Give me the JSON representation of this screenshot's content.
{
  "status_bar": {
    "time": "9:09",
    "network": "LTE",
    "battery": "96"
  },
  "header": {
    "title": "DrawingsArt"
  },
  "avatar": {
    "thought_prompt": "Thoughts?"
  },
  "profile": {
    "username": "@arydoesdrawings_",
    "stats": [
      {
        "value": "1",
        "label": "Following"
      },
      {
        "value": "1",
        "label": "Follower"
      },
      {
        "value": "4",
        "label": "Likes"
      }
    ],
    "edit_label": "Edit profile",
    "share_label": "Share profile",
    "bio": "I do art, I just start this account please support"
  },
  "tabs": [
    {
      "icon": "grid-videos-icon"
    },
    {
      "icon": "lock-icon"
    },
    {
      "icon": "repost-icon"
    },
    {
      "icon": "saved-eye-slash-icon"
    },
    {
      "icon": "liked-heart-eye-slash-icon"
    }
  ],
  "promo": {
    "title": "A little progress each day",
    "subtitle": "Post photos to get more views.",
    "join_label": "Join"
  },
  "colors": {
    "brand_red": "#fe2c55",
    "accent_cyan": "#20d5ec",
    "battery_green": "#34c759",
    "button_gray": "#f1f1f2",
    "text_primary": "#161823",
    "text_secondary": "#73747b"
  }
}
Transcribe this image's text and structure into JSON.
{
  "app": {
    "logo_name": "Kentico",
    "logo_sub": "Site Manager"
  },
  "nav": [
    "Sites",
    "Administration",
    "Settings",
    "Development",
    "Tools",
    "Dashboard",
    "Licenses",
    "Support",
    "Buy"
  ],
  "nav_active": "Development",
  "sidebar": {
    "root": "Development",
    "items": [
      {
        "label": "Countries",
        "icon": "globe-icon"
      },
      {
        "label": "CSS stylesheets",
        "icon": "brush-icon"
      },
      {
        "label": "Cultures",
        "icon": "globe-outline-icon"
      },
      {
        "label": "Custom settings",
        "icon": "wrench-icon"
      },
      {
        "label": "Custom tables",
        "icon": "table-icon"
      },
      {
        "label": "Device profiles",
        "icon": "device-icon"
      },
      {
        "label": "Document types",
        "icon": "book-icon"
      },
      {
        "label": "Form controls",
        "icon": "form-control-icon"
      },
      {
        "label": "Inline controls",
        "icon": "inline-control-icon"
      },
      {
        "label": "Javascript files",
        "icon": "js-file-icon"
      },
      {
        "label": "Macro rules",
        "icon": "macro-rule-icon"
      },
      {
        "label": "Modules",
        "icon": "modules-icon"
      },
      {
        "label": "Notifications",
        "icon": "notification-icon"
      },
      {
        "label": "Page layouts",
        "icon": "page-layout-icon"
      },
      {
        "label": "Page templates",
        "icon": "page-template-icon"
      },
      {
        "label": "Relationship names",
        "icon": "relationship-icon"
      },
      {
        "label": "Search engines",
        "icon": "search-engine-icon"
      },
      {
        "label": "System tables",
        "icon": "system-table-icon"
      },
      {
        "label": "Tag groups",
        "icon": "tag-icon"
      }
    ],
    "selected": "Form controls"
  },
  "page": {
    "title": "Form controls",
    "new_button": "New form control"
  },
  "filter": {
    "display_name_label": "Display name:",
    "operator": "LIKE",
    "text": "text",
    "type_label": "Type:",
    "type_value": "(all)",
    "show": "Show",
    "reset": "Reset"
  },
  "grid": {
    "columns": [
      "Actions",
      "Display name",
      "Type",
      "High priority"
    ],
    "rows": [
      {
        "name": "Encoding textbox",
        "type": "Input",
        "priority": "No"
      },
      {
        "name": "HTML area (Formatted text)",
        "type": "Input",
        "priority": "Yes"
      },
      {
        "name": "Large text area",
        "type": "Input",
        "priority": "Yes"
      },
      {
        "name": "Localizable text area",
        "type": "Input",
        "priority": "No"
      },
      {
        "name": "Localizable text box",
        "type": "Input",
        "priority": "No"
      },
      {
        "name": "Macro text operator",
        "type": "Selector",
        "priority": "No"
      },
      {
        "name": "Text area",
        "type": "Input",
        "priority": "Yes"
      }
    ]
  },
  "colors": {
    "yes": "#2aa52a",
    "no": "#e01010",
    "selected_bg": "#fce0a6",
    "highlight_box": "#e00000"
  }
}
====
◆ WRITTEN TASK:
Extract all lines containing the word "tables".

◆ RESPONSE TO THIS EXERCISE:
        "label": "Custom tables",
        "label": "System tables",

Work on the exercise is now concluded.